WRITTEN INSTRUCTION:
Write out every entry precisely as given, leaving the pictures out.

═════ RECORDS TO USE

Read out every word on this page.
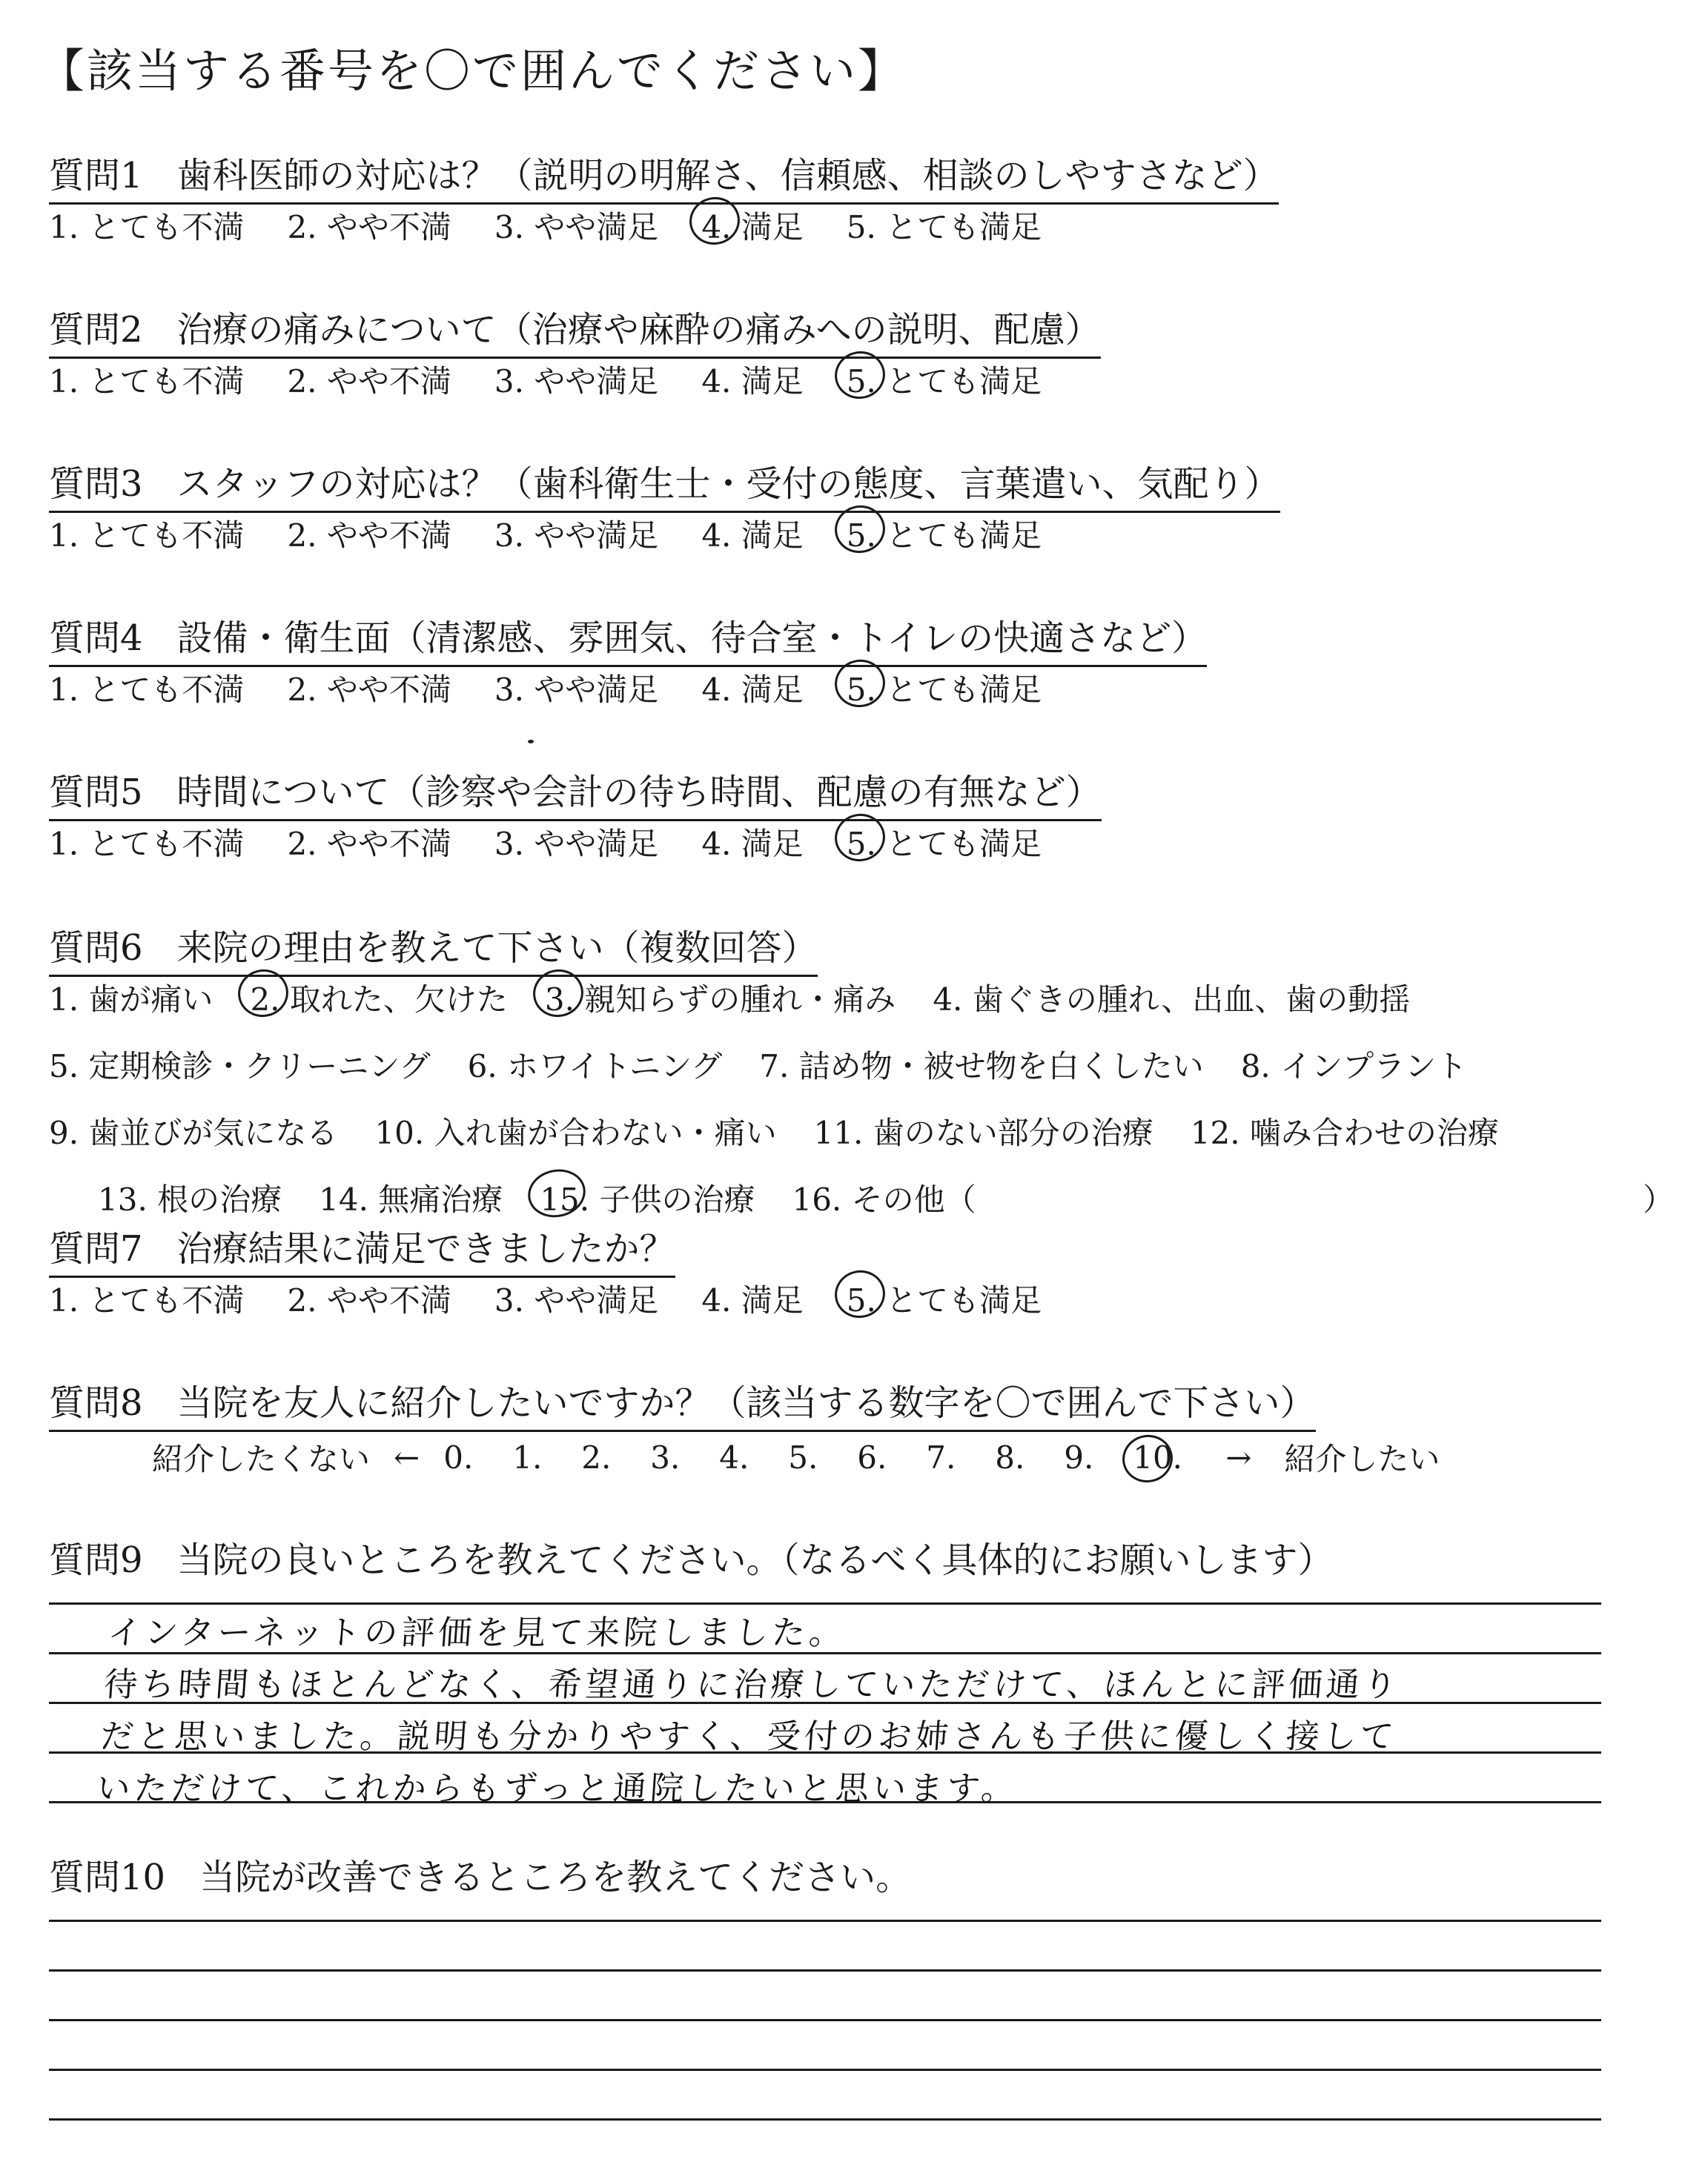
【該当する番号を〇で囲んでください】
質問1 歯科医師の対応は？（説明の明解さ、信頼感、相談のしやすさなど）
1. とても不満 2. やや不満 3. やや満足 4. 満足 5. とても満足
質問2 治療の痛みについて（治療や麻酔の痛みへの説明、配慮）
1. とても不満 2. やや不満 3. やや満足 4. 満足 5. とても満足
質問3 スタッフの対応は？（歯科衛生士・受付の態度、言葉遣い、気配り）
1. とても不満 2. やや不満 3. やや満足 4. 満足 5. とても満足
質問4 設備・衛生面（清潔感、雰囲気、待合室・トイレの快適さなど）
1. とても不満 2. やや不満 3. やや満足 4. 満足 5. とても満足
質問5 時間について（診察や会計の待ち時間、配慮の有無など）
1. とても不満 2. やや不満 3. やや満足 4. 満足 5. とても満足
質問6 来院の理由を教えて下さい（複数回答）
1. 歯が痛い 2. 取れた、欠けた 3. 親知らずの腫れ・痛み 4. 歯ぐきの腫れ、出血、歯の動揺
5. 定期検診・クリーニング 6. ホワイトニング 7. 詰め物・被せ物を白くしたい 8. インプラント
9. 歯並びが気になる 10. 入れ歯が合わない・痛い 11. 歯のない部分の治療 12. 噛み合わせの治療
13. 根の治療 14. 無痛治療 15. 子供の治療 16. その他（	）
質問7 治療結果に満足できましたか？
1. とても不満 2. やや不満 3. やや満足 4. 満足 5. とても満足
質問8 当院を友人に紹介したいですか？（該当する数字を〇で囲んで下さい）
紹介したくない ← 0.	1.	2.	3.	4.	5.	6.	7.	8.	9.	10.	→ 紹介したい
質問9 当院の良いところを教えてください。（なるべく具体的にお願いします）
インターネットの評価を見て来院しました。
待ち時間もほとんどなく、希望通りに治療していただけて、ほんとに評価通り
だと思いました。説明も分かりやすく、受付のお姉さんも子供に優しく接して
いただけて、これからもずっと通院したいと思います。
質問10 当院が改善できるところを教えてください。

══════════

THE OUTPUT:
Read out every word on this page.
【該当する番号を〇で囲んでください】
質問1 歯科医師の対応は？（説明の明解さ、信頼感、相談のしやすさなど）
1. とても不満 2. やや不満 3. やや満足 4. 満足 5. とても満足
質問2 治療の痛みについて（治療や麻酔の痛みへの説明、配慮）
1. とても不満 2. やや不満 3. やや満足 4. 満足 5. とても満足
質問3 スタッフの対応は？（歯科衛生士・受付の態度、言葉遣い、気配り）
1. とても不満 2. やや不満 3. やや満足 4. 満足 5. とても満足
質問4 設備・衛生面（清潔感、雰囲気、待合室・トイレの快適さなど）
1. とても不満 2. やや不満 3. やや満足 4. 満足 5. とても満足
質問5 時間について（診察や会計の待ち時間、配慮の有無など）
1. とても不満 2. やや不満 3. やや満足 4. 満足 5. とても満足
質問6 来院の理由を教えて下さい（複数回答）
1. 歯が痛い 2. 取れた、欠けた 3. 親知らずの腫れ・痛み 4. 歯ぐきの腫れ、出血、歯の動揺
5. 定期検診・クリーニング 6. ホワイトニング 7. 詰め物・被せ物を白くしたい 8. インプラント
9. 歯並びが気になる 10. 入れ歯が合わない・痛い 11. 歯のない部分の治療 12. 噛み合わせの治療
13. 根の治療 14. 無痛治療 15. 子供の治療 16. その他（	）
質問7 治療結果に満足できましたか？
1. とても不満 2. やや不満 3. やや満足 4. 満足 5. とても満足
質問8 当院を友人に紹介したいですか？（該当する数字を〇で囲んで下さい）
紹介したくない ← 0.	1.	2.	3.	4.	5.	6.	7.	8.	9.	10.	→ 紹介したい
質問9 当院の良いところを教えてください。（なるべく具体的にお願いします）
インターネットの評価を見て来院しました。
待ち時間もほとんどなく、希望通りに治療していただけて、ほんとに評価通り
だと思いました。説明も分かりやすく、受付のお姉さんも子供に優しく接して
いただけて、これからもずっと通院したいと思います。
質問10 当院が改善できるところを教えてください。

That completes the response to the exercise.